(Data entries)

-- Begin --

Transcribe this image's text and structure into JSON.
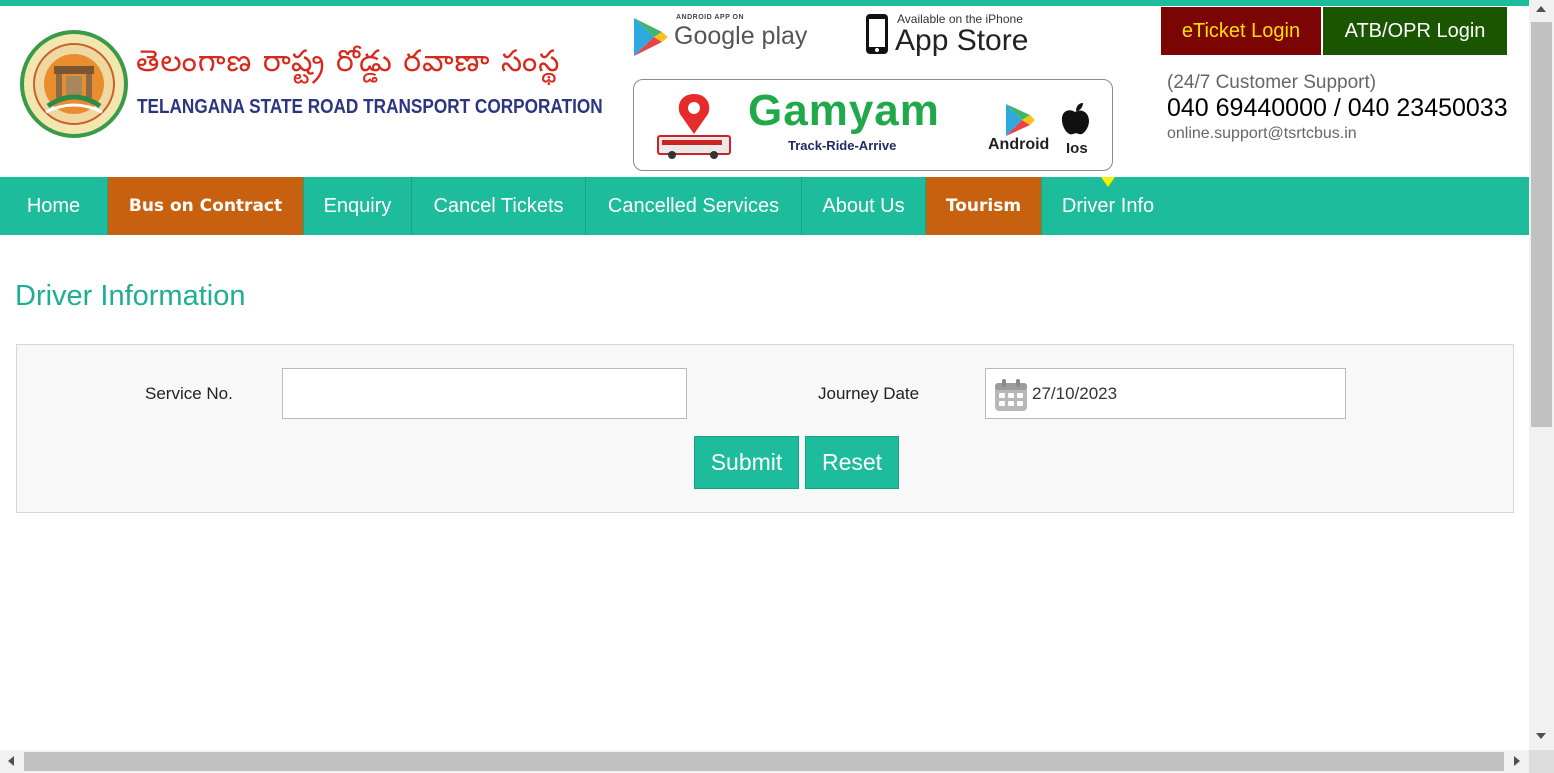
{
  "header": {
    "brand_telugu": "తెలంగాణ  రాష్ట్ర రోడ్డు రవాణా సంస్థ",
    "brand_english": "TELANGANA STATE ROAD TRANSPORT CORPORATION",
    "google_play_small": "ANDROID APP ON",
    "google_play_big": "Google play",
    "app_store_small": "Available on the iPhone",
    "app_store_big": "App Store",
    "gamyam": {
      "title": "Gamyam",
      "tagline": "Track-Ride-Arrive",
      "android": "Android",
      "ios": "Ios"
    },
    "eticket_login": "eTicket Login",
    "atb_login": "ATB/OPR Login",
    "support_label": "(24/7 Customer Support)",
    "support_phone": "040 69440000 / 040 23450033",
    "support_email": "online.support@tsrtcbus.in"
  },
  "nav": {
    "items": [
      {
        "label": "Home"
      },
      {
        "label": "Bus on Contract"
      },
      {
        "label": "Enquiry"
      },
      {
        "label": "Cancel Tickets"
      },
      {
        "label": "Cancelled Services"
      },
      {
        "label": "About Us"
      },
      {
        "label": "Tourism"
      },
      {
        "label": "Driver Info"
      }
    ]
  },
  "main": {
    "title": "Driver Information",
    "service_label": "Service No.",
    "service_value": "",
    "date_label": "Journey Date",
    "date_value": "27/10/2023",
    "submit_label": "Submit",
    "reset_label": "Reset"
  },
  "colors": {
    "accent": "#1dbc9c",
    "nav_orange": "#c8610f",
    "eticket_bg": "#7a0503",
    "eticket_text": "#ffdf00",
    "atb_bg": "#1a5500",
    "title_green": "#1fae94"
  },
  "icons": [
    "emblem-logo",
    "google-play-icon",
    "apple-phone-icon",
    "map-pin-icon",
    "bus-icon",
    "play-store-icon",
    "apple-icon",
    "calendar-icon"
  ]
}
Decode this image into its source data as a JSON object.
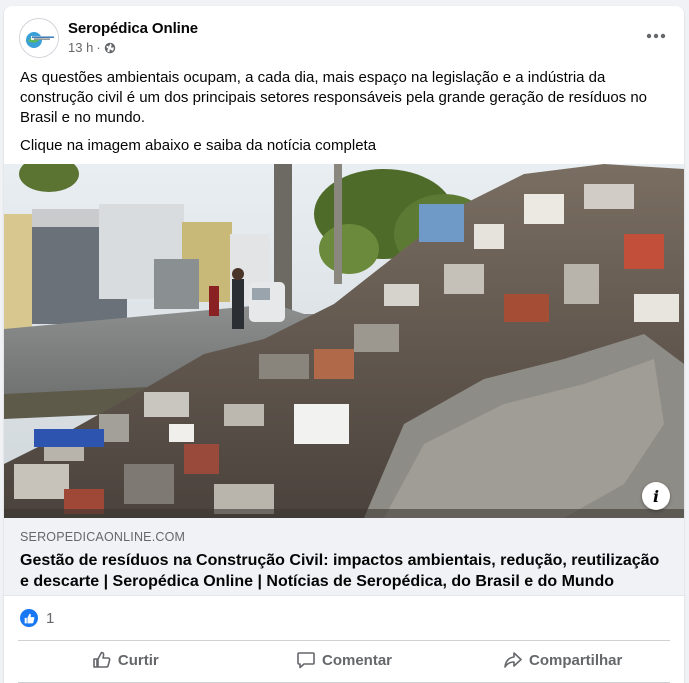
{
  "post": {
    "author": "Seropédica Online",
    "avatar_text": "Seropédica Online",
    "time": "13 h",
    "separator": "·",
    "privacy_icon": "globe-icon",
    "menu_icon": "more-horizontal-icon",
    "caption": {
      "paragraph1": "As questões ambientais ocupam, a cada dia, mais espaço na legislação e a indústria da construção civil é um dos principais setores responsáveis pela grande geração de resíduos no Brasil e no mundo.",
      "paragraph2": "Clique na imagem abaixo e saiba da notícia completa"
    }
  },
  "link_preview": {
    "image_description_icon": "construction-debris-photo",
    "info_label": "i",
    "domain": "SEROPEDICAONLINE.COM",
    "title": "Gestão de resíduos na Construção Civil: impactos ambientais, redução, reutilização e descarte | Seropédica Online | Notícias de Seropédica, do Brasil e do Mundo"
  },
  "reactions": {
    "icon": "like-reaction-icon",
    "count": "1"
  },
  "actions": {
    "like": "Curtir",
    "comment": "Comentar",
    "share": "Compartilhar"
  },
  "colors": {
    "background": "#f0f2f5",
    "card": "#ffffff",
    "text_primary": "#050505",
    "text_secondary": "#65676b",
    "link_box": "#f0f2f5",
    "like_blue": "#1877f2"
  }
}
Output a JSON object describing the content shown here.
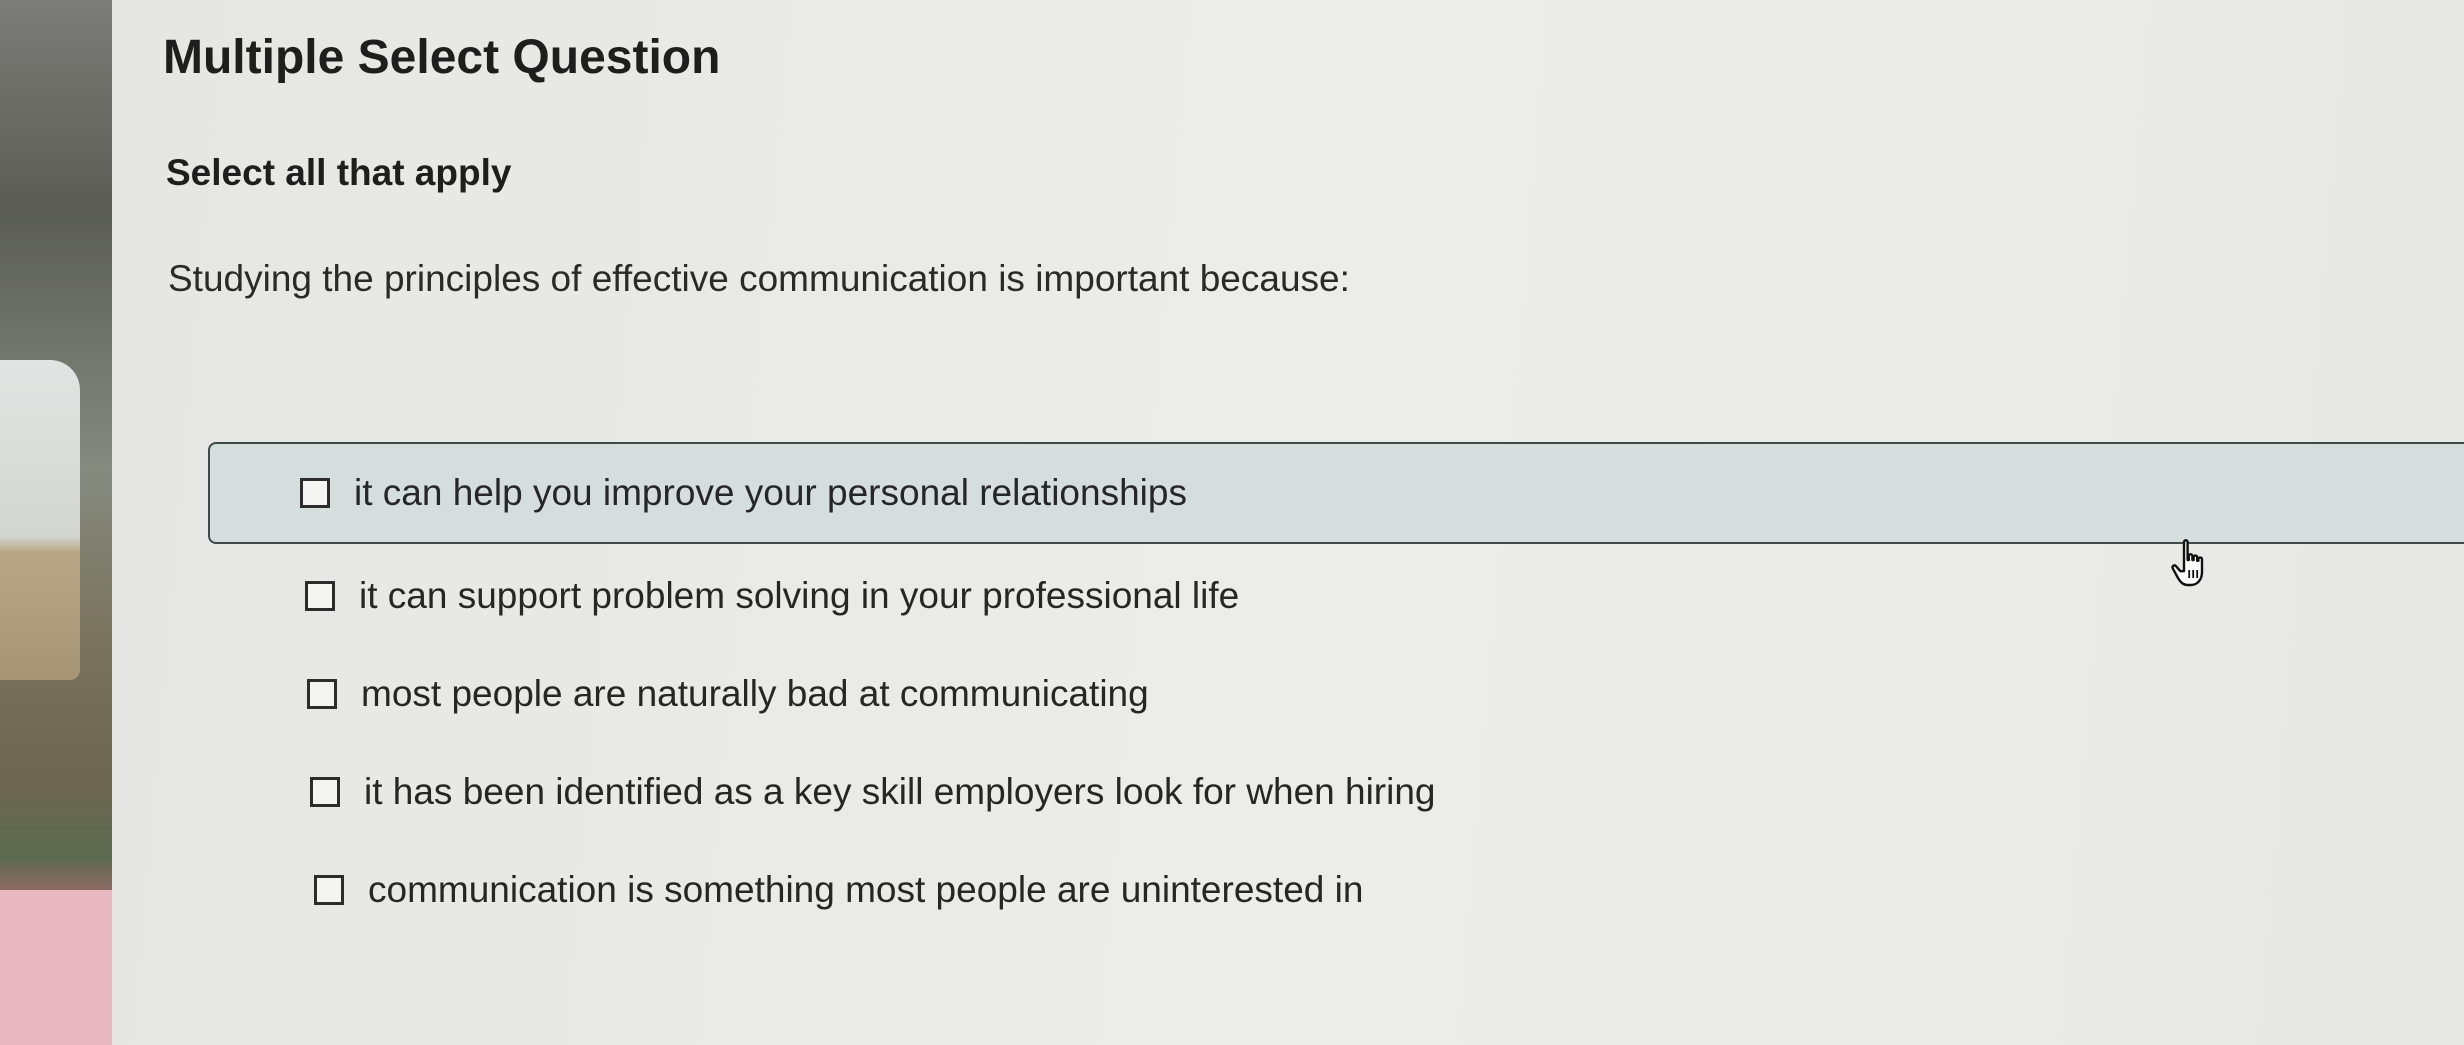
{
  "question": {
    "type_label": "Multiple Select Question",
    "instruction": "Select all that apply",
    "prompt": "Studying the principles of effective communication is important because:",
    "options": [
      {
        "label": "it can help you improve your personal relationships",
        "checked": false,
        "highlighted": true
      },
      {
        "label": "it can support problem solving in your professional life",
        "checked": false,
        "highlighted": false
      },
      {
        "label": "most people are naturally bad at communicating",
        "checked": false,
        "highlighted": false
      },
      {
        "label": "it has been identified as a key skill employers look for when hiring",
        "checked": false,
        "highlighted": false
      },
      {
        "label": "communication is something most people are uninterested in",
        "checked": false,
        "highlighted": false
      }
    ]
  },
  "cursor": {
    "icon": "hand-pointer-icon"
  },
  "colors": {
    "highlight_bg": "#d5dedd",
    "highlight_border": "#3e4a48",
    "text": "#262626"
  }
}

-- End --

◆ Goal of the exercise ◆
Reproduce every line of the listing above in which the string "JSON" appears.

◆ Complete response ◆
Transcribe this image's text and structure into JSON.
Decode this image into its source data as a JSON object.
Output a JSON object describing the content shown here.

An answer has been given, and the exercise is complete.